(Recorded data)
★ ★ ★ ★ ★ ★ ★
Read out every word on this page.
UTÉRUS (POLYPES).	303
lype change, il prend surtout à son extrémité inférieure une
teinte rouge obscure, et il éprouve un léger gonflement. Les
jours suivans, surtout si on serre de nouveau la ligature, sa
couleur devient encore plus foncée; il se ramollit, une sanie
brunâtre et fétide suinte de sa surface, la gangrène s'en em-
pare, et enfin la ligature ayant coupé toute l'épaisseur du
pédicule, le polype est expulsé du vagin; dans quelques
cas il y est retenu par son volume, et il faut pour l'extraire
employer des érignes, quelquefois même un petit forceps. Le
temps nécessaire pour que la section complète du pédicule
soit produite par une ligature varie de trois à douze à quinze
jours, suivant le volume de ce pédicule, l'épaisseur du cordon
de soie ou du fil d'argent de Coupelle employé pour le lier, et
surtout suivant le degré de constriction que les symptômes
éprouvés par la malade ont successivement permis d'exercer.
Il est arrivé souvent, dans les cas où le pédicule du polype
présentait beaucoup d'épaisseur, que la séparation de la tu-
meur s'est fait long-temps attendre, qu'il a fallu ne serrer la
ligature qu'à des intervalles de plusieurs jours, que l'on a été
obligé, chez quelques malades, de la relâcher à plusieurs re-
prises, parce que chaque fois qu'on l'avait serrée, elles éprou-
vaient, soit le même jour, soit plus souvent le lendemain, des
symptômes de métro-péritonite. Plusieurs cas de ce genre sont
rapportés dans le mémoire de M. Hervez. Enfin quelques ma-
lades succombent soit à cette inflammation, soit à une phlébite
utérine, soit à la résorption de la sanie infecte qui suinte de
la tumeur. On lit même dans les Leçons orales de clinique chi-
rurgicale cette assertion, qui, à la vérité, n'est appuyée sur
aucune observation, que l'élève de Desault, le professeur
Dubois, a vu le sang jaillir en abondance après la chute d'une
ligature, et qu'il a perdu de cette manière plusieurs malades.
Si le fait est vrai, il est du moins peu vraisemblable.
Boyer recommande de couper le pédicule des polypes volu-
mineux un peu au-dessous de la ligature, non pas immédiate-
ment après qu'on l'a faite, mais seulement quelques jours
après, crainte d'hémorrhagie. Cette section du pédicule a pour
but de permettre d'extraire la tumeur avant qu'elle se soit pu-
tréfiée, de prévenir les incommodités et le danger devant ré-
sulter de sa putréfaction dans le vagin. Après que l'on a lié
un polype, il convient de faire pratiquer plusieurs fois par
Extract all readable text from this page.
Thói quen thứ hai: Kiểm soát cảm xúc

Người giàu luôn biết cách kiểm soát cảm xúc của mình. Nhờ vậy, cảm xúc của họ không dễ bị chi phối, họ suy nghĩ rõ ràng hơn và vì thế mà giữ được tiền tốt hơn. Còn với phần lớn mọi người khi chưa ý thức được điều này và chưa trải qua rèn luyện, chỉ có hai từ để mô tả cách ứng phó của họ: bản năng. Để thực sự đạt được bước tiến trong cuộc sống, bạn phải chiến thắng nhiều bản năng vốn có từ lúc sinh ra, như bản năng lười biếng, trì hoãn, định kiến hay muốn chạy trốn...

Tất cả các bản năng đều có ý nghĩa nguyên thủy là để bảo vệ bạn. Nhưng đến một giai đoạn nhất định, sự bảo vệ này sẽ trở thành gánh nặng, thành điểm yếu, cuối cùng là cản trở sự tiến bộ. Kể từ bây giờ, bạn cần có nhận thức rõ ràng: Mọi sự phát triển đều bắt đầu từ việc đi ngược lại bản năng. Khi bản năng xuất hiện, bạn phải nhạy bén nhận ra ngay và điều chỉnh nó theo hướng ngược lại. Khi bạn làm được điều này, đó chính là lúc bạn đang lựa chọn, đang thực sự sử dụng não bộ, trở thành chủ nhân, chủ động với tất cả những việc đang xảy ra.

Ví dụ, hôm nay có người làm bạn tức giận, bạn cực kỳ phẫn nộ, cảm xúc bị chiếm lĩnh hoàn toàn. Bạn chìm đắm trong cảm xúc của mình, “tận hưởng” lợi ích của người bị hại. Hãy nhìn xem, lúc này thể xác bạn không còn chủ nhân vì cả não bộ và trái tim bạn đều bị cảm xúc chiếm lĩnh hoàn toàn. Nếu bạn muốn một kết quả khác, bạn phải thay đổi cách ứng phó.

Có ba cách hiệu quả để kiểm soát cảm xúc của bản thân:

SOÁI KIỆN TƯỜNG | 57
★ ★ ★ ★ ★ ★ ★
■ AIM OF THE EXERCISE ■
Go back to the listing above and please repeat it exactly.

■ FULL OUTPUT ■
Read out every word on this page.
UTÉRUS (POLYPES).	303
lype change, il prend surtout à son extrémité inférieure une
teinte rouge obscure, et il éprouve un léger gonflement. Les
jours suivans, surtout si on serre de nouveau la ligature, sa
couleur devient encore plus foncée; il se ramollit, une sanie
brunâtre et fétide suinte de sa surface, la gangrène s'en em-
pare, et enfin la ligature ayant coupé toute l'épaisseur du
pédicule, le polype est expulsé du vagin; dans quelques
cas il y est retenu par son volume, et il faut pour l'extraire
employer des érignes, quelquefois même un petit forceps. Le
temps nécessaire pour que la section complète du pédicule
soit produite par une ligature varie de trois à douze à quinze
jours, suivant le volume de ce pédicule, l'épaisseur du cordon
de soie ou du fil d'argent de Coupelle employé pour le lier, et
surtout suivant le degré de constriction que les symptômes
éprouvés par la malade ont successivement permis d'exercer.
Il est arrivé souvent, dans les cas où le pédicule du polype
présentait beaucoup d'épaisseur, que la séparation de la tu-
meur s'est fait long-temps attendre, qu'il a fallu ne serrer la
ligature qu'à des intervalles de plusieurs jours, que l'on a été
obligé, chez quelques malades, de la relâcher à plusieurs re-
prises, parce que chaque fois qu'on l'avait serrée, elles éprou-
vaient, soit le même jour, soit plus souvent le lendemain, des
symptômes de métro-péritonite. Plusieurs cas de ce genre sont
rapportés dans le mémoire de M. Hervez. Enfin quelques ma-
lades succombent soit à cette inflammation, soit à une phlébite
utérine, soit à la résorption de la sanie infecte qui suinte de
la tumeur. On lit même dans les Leçons orales de clinique chi-
rurgicale cette assertion, qui, à la vérité, n'est appuyée sur
aucune observation, que l'élève de Desault, le professeur
Dubois, a vu le sang jaillir en abondance après la chute d'une
ligature, et qu'il a perdu de cette manière plusieurs malades.
Si le fait est vrai, il est du moins peu vraisemblable.
Boyer recommande de couper le pédicule des polypes volu-
mineux un peu au-dessous de la ligature, non pas immédiate-
ment après qu'on l'a faite, mais seulement quelques jours
après, crainte d'hémorrhagie. Cette section du pédicule a pour
but de permettre d'extraire la tumeur avant qu'elle se soit pu-
tréfiée, de prévenir les incommodités et le danger devant ré-
sulter de sa putréfaction dans le vagin. Après que l'on a lié
un polype, il convient de faire pratiquer plusieurs fois par
Extract all readable text from this page.
Thói quen thứ hai: Kiểm soát cảm xúc

Người giàu luôn biết cách kiểm soát cảm xúc của mình. Nhờ vậy, cảm xúc của họ không dễ bị chi phối, họ suy nghĩ rõ ràng hơn và vì thế mà giữ được tiền tốt hơn. Còn với phần lớn mọi người khi chưa ý thức được điều này và chưa trải qua rèn luyện, chỉ có hai từ để mô tả cách ứng phó của họ: bản năng. Để thực sự đạt được bước tiến trong cuộc sống, bạn phải chiến thắng nhiều bản năng vốn có từ lúc sinh ra, như bản năng lười biếng, trì hoãn, định kiến hay muốn chạy trốn...

Tất cả các bản năng đều có ý nghĩa nguyên thủy là để bảo vệ bạn. Nhưng đến một giai đoạn nhất định, sự bảo vệ này sẽ trở thành gánh nặng, thành điểm yếu, cuối cùng là cản trở sự tiến bộ. Kể từ bây giờ, bạn cần có nhận thức rõ ràng: Mọi sự phát triển đều bắt đầu từ việc đi ngược lại bản năng. Khi bản năng xuất hiện, bạn phải nhạy bén nhận ra ngay và điều chỉnh nó theo hướng ngược lại. Khi bạn làm được điều này, đó chính là lúc bạn đang lựa chọn, đang thực sự sử dụng não bộ, trở thành chủ nhân, chủ động với tất cả những việc đang xảy ra.

Ví dụ, hôm nay có người làm bạn tức giận, bạn cực kỳ phẫn nộ, cảm xúc bị chiếm lĩnh hoàn toàn. Bạn chìm đắm trong cảm xúc của mình, “tận hưởng” lợi ích của người bị hại. Hãy nhìn xem, lúc này thể xác bạn không còn chủ nhân vì cả não bộ và trái tim bạn đều bị cảm xúc chiếm lĩnh hoàn toàn. Nếu bạn muốn một kết quả khác, bạn phải thay đổi cách ứng phó.

Có ba cách hiệu quả để kiểm soát cảm xúc của bản thân:

SOÁI KIỆN TƯỜNG | 57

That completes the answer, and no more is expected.